## SUPPLIED TEXT
[Start of section]
Thursday, August 09, 2007

Parasite Lady

Oof. My friends all told me they'd laugh their asses off when I finally created a Spawn. Damn them...they can surely laugh at THIS post!

Because, early parenthood? Kinda sucky. Please, PLEASE don't misunderstand: Rozzle is the most perfectest baby EVAH, with an angelic face and sweet "practice" smiles. (Some say that's just gas. Fuck them: she smiles. SMILES, dammit!) But, yeah...these first few weeks have been filled with wonder and frustration in nearly equal amounts. Well...sometimes the frustration wins. Especially in the middle of the night, which seems to be about the one time of day that Roz does NOT like to sleep. I now understand that being a new parent is pretty much a game played by this warm little parasite, who wins the game by making her highly-educated parents feel like absolute dumb-shits.

Feeding: breast-feeding is going really well between Miss Tessmacher and the Rozlynator. Roz started latching on like a pro almost from the very beginning. Sometimes she likes to cluster-feed, which makes Tess feel a little like a glorified milk factory - especially since she's trying to build up a pumped supply for when she goes back to work in a couple of weeks. But sometimes Roz just seems to be very gassy and uncomfortable after eating...say, the night after Tess has had a really good Moosewood garlic-potato soup for dinner. Whoops. Can I get you a side of broccoli and baked beans to go with that? Now, of course, we're trying to find a diet that's bland enough for Roz to stomach, but also contains enough nutrition for BOTH her and Tess that neither of them die of scurvy. Or, whatever.

Sleeping: Roslyn sleeps pretty well...between about 9:00am and 9:00pm. Then, she likes to cluster-feed and scream all night. Y'know how nightmares or random house noises seem so much more threatening at 3:00am? Well, baby-frustration is pretty much the same thing. Behaviour that I can pretty much shrug off in the afternoon becomes wrist-slashingly terrible in the middle of the night. Admittedly, Tess & I are making a perfect new-parent mistake, trying to stay awake during the day to visit with friends & family and "get stuff done." I know we should be sleeping when Roz sleeps...but, we're also trying to turn her INTO a night-sleeper, so we're keeping the house dark & quiet at night, and light & busy during the day. Doesn't matter...Roz sleeps right through it. Thus, we're usually walking around during the day with those annoying grainy, pained eyes.
[End of section]
## WORK REQUEST
Which clock times does the blog post about early parenthood mention? The records that come next are from a separate source and have no connection to this blog post.

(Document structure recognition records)
[Start of section]
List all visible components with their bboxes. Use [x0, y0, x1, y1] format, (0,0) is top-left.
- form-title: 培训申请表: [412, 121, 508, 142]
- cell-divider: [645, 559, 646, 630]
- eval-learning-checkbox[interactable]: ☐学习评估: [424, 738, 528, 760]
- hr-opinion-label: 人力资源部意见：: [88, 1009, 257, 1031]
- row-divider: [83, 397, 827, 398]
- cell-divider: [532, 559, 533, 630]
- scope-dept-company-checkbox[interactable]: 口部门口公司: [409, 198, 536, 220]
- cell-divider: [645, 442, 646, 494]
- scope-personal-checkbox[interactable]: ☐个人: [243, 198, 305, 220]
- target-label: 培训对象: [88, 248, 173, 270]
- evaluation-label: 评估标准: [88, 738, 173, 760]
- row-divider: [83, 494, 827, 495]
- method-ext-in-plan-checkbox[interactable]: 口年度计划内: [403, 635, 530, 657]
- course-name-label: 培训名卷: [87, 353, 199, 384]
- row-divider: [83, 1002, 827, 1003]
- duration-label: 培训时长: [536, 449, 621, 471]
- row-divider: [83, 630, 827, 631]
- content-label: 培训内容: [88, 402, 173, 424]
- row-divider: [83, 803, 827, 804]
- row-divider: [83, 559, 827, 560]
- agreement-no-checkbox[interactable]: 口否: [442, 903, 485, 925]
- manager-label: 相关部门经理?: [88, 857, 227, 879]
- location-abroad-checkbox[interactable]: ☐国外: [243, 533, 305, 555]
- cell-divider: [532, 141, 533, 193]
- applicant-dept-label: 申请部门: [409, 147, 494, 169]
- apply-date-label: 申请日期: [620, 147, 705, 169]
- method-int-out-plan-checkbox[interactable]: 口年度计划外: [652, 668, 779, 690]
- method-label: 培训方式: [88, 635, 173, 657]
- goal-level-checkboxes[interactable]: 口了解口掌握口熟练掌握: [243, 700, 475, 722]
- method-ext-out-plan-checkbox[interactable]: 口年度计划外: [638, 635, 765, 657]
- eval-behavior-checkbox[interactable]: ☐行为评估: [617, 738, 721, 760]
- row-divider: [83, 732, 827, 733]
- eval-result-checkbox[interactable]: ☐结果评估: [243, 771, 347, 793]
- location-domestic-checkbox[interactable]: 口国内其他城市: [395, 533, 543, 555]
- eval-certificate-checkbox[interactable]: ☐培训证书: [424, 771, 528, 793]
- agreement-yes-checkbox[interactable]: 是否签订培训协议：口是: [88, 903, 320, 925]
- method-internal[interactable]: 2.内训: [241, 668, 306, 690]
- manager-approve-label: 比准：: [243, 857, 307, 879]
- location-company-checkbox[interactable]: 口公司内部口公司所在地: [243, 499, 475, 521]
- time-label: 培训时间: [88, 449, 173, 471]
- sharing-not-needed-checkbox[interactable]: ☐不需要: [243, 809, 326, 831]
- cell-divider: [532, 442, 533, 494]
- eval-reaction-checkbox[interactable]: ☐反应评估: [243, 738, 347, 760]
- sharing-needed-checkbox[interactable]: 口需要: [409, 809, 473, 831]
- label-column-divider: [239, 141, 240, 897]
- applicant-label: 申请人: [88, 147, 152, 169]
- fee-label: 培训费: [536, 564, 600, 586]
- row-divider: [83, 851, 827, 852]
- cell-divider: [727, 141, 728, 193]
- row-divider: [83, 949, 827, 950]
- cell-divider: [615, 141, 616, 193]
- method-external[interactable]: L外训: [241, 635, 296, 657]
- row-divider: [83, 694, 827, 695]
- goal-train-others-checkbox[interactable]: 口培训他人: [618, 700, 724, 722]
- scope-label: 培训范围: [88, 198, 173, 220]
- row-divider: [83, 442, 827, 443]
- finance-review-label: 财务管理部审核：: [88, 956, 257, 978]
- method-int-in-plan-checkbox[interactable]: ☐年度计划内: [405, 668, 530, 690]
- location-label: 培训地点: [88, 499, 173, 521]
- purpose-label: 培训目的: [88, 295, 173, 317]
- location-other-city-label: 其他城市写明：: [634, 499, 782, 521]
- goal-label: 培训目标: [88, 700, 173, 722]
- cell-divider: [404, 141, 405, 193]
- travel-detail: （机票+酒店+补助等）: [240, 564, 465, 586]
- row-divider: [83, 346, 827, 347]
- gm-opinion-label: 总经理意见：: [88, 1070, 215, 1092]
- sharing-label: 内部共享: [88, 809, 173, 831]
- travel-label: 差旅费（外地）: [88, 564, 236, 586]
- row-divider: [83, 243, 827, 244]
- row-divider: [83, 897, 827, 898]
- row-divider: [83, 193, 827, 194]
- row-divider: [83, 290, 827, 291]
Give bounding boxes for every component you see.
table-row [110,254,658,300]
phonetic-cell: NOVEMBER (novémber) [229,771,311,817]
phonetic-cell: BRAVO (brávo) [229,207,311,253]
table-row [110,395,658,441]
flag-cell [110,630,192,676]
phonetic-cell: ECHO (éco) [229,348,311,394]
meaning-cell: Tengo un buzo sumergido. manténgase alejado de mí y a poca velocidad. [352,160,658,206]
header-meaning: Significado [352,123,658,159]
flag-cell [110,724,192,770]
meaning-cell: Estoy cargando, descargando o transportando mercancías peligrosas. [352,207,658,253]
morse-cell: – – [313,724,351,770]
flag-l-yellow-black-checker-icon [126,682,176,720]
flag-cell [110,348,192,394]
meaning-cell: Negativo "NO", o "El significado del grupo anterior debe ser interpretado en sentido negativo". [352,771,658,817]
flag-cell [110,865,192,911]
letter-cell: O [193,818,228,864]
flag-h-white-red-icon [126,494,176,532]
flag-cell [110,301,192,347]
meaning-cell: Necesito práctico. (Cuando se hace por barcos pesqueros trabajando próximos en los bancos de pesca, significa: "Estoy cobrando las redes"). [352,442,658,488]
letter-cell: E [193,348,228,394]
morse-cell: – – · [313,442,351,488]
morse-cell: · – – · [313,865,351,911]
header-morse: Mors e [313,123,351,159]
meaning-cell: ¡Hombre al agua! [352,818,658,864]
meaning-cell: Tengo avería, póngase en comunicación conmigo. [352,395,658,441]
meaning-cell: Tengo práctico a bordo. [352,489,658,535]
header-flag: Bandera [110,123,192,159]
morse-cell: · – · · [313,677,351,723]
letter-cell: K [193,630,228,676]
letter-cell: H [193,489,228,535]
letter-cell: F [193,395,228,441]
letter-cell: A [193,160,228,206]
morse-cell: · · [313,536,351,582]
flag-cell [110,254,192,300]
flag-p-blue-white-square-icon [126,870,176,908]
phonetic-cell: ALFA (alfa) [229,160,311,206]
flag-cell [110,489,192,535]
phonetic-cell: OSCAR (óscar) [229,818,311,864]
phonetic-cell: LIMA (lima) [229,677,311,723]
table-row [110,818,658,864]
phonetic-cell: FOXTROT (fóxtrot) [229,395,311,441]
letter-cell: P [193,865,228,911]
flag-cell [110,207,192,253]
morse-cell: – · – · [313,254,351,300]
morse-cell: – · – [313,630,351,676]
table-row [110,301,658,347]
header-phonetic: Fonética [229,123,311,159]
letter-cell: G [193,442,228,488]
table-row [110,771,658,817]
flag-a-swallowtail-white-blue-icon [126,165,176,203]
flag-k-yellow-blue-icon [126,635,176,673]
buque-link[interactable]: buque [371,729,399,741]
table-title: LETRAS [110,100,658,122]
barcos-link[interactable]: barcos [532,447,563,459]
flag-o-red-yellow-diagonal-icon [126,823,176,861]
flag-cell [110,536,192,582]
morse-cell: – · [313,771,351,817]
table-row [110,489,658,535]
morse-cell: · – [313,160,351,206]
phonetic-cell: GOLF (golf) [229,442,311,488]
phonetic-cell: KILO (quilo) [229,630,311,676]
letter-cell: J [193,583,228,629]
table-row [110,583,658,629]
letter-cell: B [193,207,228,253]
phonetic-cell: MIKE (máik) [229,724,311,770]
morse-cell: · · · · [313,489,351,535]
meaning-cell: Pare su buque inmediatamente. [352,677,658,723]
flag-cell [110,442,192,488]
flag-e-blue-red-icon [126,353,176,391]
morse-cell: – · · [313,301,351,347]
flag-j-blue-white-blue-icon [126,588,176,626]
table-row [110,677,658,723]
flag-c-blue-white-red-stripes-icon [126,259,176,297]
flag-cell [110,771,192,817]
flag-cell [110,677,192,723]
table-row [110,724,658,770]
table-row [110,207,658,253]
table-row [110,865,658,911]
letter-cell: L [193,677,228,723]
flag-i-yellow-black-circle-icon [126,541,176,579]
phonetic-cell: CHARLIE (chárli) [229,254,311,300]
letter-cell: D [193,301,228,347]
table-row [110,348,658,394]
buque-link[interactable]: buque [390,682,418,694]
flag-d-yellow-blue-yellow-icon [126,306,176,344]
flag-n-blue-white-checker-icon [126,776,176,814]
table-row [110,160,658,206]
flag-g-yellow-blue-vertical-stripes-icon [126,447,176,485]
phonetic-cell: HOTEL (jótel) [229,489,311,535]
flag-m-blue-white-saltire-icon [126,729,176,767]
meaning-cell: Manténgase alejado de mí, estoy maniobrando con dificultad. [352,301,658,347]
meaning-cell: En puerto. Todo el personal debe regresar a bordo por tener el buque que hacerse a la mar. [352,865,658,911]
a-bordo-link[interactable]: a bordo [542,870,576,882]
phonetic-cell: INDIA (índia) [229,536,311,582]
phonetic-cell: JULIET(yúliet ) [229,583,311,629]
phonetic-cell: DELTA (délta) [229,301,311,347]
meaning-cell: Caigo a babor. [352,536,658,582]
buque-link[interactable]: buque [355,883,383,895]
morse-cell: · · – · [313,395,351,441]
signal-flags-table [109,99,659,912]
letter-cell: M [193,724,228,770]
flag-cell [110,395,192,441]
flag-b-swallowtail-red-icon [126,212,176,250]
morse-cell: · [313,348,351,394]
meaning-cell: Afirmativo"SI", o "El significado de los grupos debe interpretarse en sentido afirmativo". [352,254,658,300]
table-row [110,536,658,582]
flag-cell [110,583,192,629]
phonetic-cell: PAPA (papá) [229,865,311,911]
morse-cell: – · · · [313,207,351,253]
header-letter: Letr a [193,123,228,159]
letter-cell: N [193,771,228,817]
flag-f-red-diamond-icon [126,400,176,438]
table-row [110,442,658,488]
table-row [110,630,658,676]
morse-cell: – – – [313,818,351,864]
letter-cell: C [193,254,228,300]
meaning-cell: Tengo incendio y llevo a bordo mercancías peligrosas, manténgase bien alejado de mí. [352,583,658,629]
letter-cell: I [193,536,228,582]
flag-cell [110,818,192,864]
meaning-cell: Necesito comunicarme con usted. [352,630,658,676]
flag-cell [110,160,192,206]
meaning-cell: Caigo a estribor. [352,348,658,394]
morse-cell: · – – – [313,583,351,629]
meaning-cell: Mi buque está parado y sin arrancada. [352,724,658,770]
[End of section]
## FINISHED EXERCISE
9:00am, 9:00pm, 3:00am